━━ INPUT MATERIAL

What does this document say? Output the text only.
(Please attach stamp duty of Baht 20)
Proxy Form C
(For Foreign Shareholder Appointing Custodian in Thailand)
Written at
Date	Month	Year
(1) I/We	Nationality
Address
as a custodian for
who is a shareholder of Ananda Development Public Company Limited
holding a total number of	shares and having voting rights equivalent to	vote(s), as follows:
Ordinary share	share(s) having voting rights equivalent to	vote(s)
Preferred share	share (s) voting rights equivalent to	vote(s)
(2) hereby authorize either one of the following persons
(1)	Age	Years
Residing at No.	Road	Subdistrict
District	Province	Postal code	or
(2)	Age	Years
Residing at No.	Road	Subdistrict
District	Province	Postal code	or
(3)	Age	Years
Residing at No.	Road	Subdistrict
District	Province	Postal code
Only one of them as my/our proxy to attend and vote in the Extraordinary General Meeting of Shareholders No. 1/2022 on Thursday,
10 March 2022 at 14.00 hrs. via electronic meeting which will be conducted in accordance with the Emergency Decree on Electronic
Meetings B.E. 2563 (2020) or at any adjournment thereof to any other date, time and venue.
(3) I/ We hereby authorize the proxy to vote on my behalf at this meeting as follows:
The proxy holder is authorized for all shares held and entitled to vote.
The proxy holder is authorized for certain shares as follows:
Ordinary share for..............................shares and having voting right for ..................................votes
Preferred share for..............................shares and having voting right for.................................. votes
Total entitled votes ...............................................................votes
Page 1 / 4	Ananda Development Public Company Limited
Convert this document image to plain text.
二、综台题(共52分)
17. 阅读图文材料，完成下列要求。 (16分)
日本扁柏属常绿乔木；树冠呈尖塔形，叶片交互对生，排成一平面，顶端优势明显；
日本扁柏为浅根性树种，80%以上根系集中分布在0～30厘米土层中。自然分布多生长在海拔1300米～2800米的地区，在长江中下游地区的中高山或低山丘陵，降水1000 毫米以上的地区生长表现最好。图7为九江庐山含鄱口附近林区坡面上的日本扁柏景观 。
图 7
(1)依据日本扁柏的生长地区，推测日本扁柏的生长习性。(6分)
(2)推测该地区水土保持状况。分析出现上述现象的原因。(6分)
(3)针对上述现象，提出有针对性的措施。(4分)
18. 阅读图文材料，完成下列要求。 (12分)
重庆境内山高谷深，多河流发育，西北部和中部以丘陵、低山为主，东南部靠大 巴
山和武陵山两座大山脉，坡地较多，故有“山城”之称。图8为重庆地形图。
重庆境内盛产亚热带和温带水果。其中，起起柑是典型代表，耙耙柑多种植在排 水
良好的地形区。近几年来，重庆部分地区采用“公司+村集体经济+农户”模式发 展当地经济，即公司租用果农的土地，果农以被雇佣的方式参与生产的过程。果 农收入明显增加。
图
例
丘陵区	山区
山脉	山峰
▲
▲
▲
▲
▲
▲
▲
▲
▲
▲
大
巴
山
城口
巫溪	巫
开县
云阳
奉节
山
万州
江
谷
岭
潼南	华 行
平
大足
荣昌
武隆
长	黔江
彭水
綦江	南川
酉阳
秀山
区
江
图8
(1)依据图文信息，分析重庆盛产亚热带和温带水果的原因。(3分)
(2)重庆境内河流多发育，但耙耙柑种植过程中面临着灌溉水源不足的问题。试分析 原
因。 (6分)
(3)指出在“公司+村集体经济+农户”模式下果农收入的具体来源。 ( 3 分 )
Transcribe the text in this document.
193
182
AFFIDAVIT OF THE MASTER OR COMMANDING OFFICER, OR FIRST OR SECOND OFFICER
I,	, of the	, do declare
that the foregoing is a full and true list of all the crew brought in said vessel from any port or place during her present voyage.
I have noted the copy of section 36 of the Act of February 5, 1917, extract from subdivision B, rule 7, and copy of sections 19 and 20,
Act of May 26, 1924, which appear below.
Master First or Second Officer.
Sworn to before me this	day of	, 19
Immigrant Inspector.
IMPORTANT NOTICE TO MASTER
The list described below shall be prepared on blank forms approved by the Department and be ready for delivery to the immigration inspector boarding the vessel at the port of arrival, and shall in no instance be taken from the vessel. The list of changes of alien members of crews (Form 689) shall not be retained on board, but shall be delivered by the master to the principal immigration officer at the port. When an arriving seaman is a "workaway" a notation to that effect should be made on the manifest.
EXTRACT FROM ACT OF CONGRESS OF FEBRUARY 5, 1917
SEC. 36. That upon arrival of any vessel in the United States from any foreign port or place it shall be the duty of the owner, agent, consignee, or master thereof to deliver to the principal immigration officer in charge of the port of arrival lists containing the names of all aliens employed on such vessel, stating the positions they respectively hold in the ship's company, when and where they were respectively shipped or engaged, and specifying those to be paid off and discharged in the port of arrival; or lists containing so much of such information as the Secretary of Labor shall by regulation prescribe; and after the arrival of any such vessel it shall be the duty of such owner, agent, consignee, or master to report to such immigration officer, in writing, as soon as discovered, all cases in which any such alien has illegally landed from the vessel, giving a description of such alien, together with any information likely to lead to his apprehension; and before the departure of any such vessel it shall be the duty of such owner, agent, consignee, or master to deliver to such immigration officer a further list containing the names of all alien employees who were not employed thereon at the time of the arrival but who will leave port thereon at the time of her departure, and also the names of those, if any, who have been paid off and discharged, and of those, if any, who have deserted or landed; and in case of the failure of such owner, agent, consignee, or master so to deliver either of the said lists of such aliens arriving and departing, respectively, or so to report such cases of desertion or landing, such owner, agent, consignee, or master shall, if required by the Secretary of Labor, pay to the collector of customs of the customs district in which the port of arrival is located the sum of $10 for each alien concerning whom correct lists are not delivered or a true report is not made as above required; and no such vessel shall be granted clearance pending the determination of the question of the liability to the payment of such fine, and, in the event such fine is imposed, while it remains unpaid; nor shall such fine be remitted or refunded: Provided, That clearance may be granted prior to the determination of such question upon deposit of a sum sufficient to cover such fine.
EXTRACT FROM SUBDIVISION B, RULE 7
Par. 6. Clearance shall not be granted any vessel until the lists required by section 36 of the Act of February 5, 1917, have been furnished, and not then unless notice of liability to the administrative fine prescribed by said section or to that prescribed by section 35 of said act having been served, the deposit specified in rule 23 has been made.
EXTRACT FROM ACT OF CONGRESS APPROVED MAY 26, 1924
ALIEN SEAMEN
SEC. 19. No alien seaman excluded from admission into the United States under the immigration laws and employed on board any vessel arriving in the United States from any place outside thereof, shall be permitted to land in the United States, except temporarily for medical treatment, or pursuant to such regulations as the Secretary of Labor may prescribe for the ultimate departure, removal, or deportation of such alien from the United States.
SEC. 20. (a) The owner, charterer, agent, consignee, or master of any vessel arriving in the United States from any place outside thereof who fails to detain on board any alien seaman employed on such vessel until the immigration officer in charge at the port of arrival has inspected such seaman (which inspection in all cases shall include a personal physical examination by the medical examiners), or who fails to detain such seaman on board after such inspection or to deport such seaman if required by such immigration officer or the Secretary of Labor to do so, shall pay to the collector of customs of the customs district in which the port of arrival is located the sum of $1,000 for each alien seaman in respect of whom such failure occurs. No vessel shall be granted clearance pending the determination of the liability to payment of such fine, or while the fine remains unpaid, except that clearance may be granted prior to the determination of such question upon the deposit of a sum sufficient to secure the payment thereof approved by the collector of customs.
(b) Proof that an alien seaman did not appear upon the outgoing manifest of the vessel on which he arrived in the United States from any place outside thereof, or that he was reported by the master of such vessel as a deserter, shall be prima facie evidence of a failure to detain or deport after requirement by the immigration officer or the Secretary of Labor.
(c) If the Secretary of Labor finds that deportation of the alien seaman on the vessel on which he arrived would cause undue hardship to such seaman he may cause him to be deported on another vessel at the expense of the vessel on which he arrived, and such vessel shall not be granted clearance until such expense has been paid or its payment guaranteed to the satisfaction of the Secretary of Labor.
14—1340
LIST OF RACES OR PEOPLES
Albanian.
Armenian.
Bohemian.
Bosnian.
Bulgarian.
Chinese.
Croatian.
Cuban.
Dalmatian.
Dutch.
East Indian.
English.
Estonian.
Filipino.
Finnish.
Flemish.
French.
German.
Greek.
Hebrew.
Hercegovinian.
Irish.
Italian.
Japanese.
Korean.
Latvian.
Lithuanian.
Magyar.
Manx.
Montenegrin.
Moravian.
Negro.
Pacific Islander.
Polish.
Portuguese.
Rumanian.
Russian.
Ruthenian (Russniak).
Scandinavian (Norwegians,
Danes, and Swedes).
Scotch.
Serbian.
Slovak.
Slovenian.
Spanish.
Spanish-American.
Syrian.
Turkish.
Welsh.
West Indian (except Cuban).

━━━━

DIRECTIONS FOR THIS TASK –
Look through the data and gather every line with the string "deportation" in it.

COMPLETED TASK –
SEC. 19. No alien seaman excluded from admission into the United States under the immigration laws and employed on board any vessel arriving in the United States from any place outside thereof, shall be permitted to land in the United States, except temporarily for medical treatment, or pursuant to such regulations as the Secretary of Labor may prescribe for the ultimate departure, removal, or deportation of such alien from the United States.
(c) If the Secretary of Labor finds that deportation of the alien seaman on the vessel on which he arrived would cause undue hardship to such seaman he may cause him to be deported on another vessel at the expense of the vessel on which he arrived, and such vessel shall not be granted clearance until such expense has been paid or its payment guaranteed to the satisfaction of the Secretary of Labor.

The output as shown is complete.